Нас перегнали на центральный лагпункт. Чтобы не разбрелись по зоне, на ночь заперли в буре — вместе с другой партией зеков, не знаю, откуда прибывшей.

Два ворёнка крутились возле латыша, владельца соблазнительного чемодана. Выбрав момент, они выхватили чемодан — «угол», по-ихнему — из под его головы и потащили в свой куток. Латыш беспомощно оглядывался, жалобно выкрикивал «Помогите, помогите», но помочь ему никто не спешил. И мне стало противно. Если бы эти двое были серьёзные воры! А то ведь шакалы, торбохваты… Среди взрослых мужиков они чувствовали себя неуверенно — но не получив отпора, наглели с каждой минутой.

Я поднялся с нар, подошел, рванул на себя чемодан. Силенок у них было маловато. В драку гаденыши не полезли, но один, пискнув как крыса, укусил меня за палец. Победа досталась мне очень недорогой ценой. Я отдал чемодан хозяину. Он не поблагодарил: смотрел на меня с подозрением — видно, ждал, что я потребую свою долю… Мне стало еще противнее.

На утро нас рассортировали. Похоже было, что на Инту со мной пойдет только пятьдесят восьмая, причем большесрочники. Из пунктов преобладали тяжелые: 6-й — шпионаж, 8-й — террор, 14-й — саботаж. Хотя и «предателей» (58.1а, 58.1б) было достаточно. К нам добавили человек сто, пришедших с других лагпунктов, и повели на станцию, грузиться в краснухи. К моей большой радости, в один вагон со мной попал киевский паренек Сашка Переплетчиков. Мы подружились еще в Кодине, на комендантском. Напомню: это он разделывал на циркульной пиле забредшую в оцепление козу.

В Каргопольлаге Сашка проходил за блатного: на руках наколки и вся «выходка», т. е., манера держаться, была воровская. Но вором он не был (кстати, и не Сашкой был, а Абрамом Евсеевичем), и сидел по пятьдесят восьмой. Я охотно прощал ему этот достаточно невинный обман: «…старая романтика, черное перо».

◇ ◇ ◇ ◇ ◇ ◇ ◇

ЗАДАНИЯ ДЛЯ РАБОТЫ:
a: Объясните в одном–трёх предложениях, почему, согласно отрывку о лагере, латыш не поблагодарил рассказчика за возвращённый чемодан.
b: Продолжите отрывок о лагере после его последнего предложения.
Приведённые далее строки для работы с отрывком о лагере не требуются.

ИСХОДНЫЕ ДАННЫЕ:

◇ ◇ ◇ ◇ ◇ ◇ ◇

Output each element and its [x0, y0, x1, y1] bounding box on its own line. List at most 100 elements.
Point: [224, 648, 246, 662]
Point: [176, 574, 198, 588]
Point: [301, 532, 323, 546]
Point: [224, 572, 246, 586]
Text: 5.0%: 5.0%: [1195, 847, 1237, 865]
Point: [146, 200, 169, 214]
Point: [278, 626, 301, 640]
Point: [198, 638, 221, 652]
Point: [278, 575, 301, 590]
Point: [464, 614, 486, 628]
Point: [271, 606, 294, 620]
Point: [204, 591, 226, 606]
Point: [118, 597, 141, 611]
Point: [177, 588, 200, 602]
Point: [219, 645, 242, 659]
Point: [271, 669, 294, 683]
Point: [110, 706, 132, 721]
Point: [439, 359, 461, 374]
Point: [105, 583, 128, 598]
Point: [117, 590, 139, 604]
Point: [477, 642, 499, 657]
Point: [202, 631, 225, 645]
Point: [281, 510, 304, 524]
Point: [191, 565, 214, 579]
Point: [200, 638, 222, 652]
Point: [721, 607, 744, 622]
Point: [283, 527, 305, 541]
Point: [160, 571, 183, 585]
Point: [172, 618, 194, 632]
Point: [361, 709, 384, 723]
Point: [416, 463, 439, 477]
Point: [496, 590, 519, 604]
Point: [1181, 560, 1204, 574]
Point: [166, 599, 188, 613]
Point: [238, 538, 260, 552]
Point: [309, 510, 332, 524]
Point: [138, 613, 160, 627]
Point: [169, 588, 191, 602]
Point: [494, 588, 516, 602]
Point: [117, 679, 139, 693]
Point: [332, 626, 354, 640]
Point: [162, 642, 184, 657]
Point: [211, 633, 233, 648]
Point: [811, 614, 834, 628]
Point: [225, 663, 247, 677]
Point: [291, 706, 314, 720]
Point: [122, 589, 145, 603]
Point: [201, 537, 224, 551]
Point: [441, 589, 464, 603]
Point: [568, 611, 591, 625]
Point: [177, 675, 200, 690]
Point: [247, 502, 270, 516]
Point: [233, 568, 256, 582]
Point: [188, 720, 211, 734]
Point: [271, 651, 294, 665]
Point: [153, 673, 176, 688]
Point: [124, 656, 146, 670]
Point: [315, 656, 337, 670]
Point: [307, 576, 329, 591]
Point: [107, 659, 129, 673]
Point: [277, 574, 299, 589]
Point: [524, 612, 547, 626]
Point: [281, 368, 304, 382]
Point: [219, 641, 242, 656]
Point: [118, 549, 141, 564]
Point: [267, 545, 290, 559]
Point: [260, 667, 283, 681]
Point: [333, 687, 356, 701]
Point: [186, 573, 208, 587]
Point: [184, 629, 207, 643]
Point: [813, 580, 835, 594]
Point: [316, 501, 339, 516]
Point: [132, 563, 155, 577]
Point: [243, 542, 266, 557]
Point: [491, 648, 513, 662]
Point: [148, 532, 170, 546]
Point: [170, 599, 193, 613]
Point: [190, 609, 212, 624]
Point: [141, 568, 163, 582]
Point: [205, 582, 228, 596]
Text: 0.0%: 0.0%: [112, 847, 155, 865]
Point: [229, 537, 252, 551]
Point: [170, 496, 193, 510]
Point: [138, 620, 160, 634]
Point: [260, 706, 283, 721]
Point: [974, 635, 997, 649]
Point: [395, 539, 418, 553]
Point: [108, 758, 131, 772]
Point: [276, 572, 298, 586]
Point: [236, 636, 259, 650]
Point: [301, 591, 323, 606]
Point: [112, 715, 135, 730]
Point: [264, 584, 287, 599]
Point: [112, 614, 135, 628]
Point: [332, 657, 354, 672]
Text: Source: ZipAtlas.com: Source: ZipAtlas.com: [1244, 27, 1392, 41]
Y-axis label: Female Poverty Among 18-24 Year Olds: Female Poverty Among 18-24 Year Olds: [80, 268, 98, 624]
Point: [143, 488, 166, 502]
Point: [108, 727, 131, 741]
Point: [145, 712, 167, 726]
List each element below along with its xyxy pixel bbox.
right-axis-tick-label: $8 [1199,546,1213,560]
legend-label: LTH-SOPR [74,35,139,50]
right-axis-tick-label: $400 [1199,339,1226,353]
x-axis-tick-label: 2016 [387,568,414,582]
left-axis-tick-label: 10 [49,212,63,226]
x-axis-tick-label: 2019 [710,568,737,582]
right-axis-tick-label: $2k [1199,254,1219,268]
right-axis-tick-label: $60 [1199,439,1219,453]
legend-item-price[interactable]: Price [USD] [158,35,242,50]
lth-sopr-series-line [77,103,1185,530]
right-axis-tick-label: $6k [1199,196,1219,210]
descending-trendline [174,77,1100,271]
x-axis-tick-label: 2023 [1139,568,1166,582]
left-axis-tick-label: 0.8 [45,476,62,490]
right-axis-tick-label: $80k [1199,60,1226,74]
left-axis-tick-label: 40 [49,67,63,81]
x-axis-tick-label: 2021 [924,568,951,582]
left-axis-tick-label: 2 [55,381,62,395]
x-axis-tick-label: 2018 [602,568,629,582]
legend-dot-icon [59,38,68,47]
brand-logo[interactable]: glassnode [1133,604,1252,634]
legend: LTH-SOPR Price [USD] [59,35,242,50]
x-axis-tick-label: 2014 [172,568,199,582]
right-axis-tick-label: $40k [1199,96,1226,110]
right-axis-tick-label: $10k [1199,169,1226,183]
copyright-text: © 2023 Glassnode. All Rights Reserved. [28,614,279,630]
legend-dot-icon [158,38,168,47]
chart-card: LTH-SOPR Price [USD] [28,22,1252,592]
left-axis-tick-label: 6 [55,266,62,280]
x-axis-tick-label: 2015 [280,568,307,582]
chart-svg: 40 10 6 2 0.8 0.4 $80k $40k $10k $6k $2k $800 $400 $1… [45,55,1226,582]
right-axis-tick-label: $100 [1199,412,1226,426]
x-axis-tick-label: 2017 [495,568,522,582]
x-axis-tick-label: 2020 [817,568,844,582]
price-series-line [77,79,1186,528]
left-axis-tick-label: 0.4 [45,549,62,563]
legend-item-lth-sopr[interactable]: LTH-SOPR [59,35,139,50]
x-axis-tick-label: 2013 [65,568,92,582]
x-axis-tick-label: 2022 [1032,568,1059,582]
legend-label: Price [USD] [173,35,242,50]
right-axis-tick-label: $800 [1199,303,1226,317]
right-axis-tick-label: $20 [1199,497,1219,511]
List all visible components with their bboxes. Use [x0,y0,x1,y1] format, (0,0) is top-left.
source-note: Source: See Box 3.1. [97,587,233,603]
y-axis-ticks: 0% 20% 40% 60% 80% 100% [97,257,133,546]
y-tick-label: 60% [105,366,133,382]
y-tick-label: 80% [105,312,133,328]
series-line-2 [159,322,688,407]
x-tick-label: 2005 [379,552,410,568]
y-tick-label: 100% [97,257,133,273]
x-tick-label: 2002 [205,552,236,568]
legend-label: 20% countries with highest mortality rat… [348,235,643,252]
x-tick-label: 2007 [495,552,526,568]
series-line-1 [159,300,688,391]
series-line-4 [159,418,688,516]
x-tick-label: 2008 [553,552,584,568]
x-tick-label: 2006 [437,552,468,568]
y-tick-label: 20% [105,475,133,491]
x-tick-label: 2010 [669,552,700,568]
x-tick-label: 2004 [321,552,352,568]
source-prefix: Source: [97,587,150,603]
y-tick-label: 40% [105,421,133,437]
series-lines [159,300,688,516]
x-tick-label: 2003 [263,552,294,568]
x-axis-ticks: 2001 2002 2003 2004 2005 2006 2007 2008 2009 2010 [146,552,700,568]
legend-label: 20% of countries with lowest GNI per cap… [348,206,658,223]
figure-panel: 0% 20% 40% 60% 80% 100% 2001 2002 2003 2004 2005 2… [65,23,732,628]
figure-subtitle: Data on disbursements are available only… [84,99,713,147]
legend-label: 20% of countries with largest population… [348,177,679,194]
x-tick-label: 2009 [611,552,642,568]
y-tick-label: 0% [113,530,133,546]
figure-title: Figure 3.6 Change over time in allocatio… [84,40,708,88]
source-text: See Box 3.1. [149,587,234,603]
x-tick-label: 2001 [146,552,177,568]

◇ ◇ ◇ ◇ ◇ ◇ ◇

ОТВЕТЫ НА ЗАДАНИЯ:
a: Латыш смотрел на рассказчика с подозрением. По-видимому, он ожидал, что тот потребует свою долю.

b:
Багрицкого, правда, он не читал. Молодой, глупый… Нет, это я для красного словца: очень умный был парень и тянулся к культуре. Умел отличить хорошие стихи от плохих и так же хорошо разбирался в людях — а это, я думаю, первый признак ума. Но по молодости лет Сашка увлекся не тем, чем надо.

В краснухе к нам присоединился другой Сашка — Силютин, по кличке Чилита. О нем я тоже уже упоминал: он был ссученный вор. На этап вместе с нами, фашистами, попал потому, что за неудачный побег имел, кроме воровских статей, и 14-й пункт 58-ой. С кем придется встретиться в пути, Чилита, как и мы, не знал и попросил: давайте держаться вместе. Он боялся, что в этапе его, суку, опознают законные воры — и тогда ему не уйти живым. А втроем как-нибудь отмахнемся… (Нам действительно пришлось воевать вместе с Чилитой — но не против воров. Об этом немного погодя).

Первый этап, до Вологодской пересылки, у меня в памяти не застрял: никаких происшествий или интересных встреч не было.

А на пересылке первым сильным впечатлением стал тюремный сортир. Грязью и зловонием он мало отличался от всех советских вокзальных туалетов — даже в Москве, даже сейчас, есть такие же. Но особенность вологодского была в том, что когда ты садился орлом над бездонной дырой (тюрьма была многоэтажная, и труба диаметром до метра соединяла все этажи), за твоей спиной со свистом проносились каловые массы: время оправки на всех этажах совпадало. И главная задача была не поскользнуться на мокром бетоне и не улететь вниз вместе с фекалиями.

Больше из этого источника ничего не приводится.